Transcribe the entries exactly; images are not part of the copy.

Stored dataset items:
•••

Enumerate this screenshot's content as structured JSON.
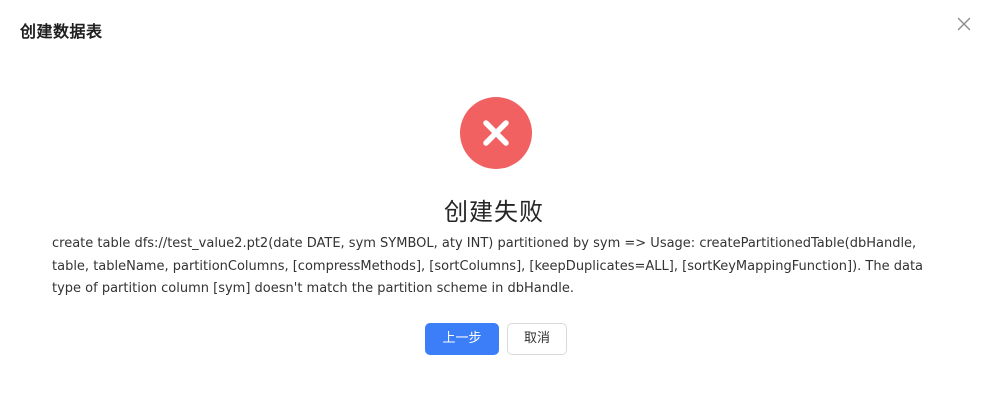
{
  "dialog": {
    "title": "创建数据表",
    "close_icon": "close-icon"
  },
  "result": {
    "status": "error",
    "icon": "error-x-icon",
    "icon_color": "#f26161",
    "title": "创建失败",
    "message": "create table dfs://test_value2.pt2(date DATE, sym SYMBOL, aty INT) partitioned by sym => Usage: createPartitionedTable(dbHandle, table, tableName, partitionColumns, [compressMethods], [sortColumns], [keepDuplicates=ALL], [sortKeyMappingFunction]). The data type of partition column [sym] doesn't match the partition scheme in dbHandle."
  },
  "footer": {
    "prev_label": "上一步",
    "cancel_label": "取消",
    "primary_color": "#3b7ef8"
  }
}
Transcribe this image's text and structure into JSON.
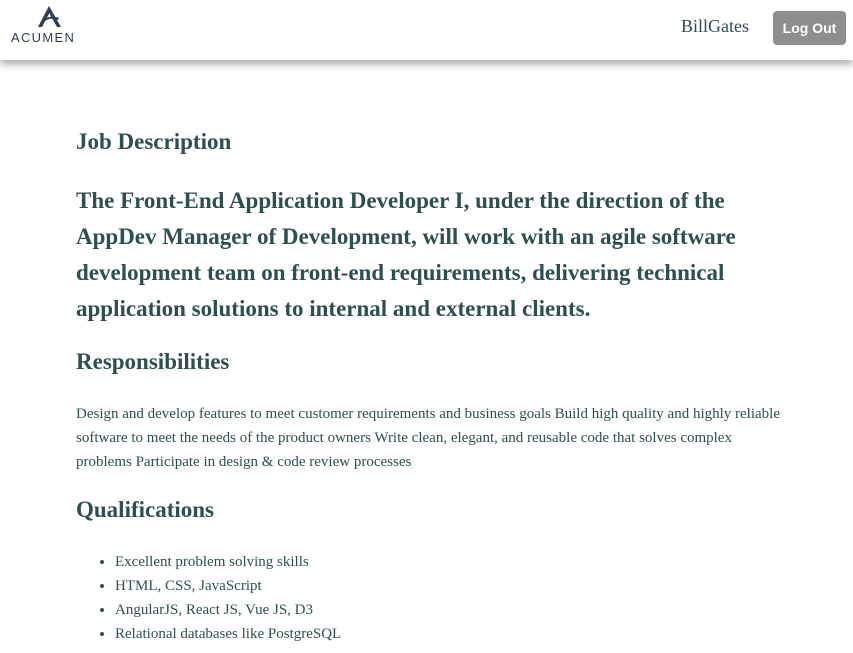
{
  "header": {
    "logo_text": "ACUMEN",
    "username": "BillGates",
    "logout_label": "Log Out"
  },
  "job": {
    "heading": "Job Description",
    "summary": "The Front-End Application Developer I, under the direction of the AppDev Manager of Development, will work with an agile software development team on front-end requirements, delivering technical application solutions to internal and external clients."
  },
  "responsibilities": {
    "heading": "Responsibilities",
    "text": "Design and develop features to meet customer requirements and business goals Build high quality and highly reliable software to meet the needs of the product owners Write clean, elegant, and reusable code that solves complex problems Participate in design & code review processes"
  },
  "qualifications": {
    "heading": "Qualifications",
    "items": [
      "Excellent problem solving skills",
      "HTML, CSS, JavaScript",
      "AngularJS, React JS, Vue JS, D3",
      "Relational databases like PostgreSQL"
    ]
  },
  "colors": {
    "text": "#2f4f4f",
    "logout_bg": "#8e8e8e",
    "logo": "#2c3e50"
  }
}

•••

Output:
Enumerate this screenshot's content as structured JSON.
{
  "dialog": {
    "title": "创建数据表",
    "close_icon": "close-icon"
  },
  "result": {
    "status": "error",
    "icon": "error-x-icon",
    "icon_color": "#f26161",
    "title": "创建失败",
    "message": "create table dfs://test_value2.pt2(date DATE, sym SYMBOL, aty INT) partitioned by sym => Usage: createPartitionedTable(dbHandle, table, tableName, partitionColumns, [compressMethods], [sortColumns], [keepDuplicates=ALL], [sortKeyMappingFunction]). The data type of partition column [sym] doesn't match the partition scheme in dbHandle."
  },
  "footer": {
    "prev_label": "上一步",
    "cancel_label": "取消",
    "primary_color": "#3b7ef8"
  }
}
Transcribe this image's text and structure into JSON.
{
  "header": {
    "logo_text": "ACUMEN",
    "username": "BillGates",
    "logout_label": "Log Out"
  },
  "job": {
    "heading": "Job Description",
    "summary": "The Front-End Application Developer I, under the direction of the AppDev Manager of Development, will work with an agile software development team on front-end requirements, delivering technical application solutions to internal and external clients."
  },
  "responsibilities": {
    "heading": "Responsibilities",
    "text": "Design and develop features to meet customer requirements and business goals Build high quality and highly reliable software to meet the needs of the product owners Write clean, elegant, and reusable code that solves complex problems Participate in design & code review processes"
  },
  "qualifications": {
    "heading": "Qualifications",
    "items": [
      "Excellent problem solving skills",
      "HTML, CSS, JavaScript",
      "AngularJS, React JS, Vue JS, D3",
      "Relational databases like PostgreSQL"
    ]
  },
  "colors": {
    "text": "#2f4f4f",
    "logout_bg": "#8e8e8e",
    "logo": "#2c3e50"
  }
}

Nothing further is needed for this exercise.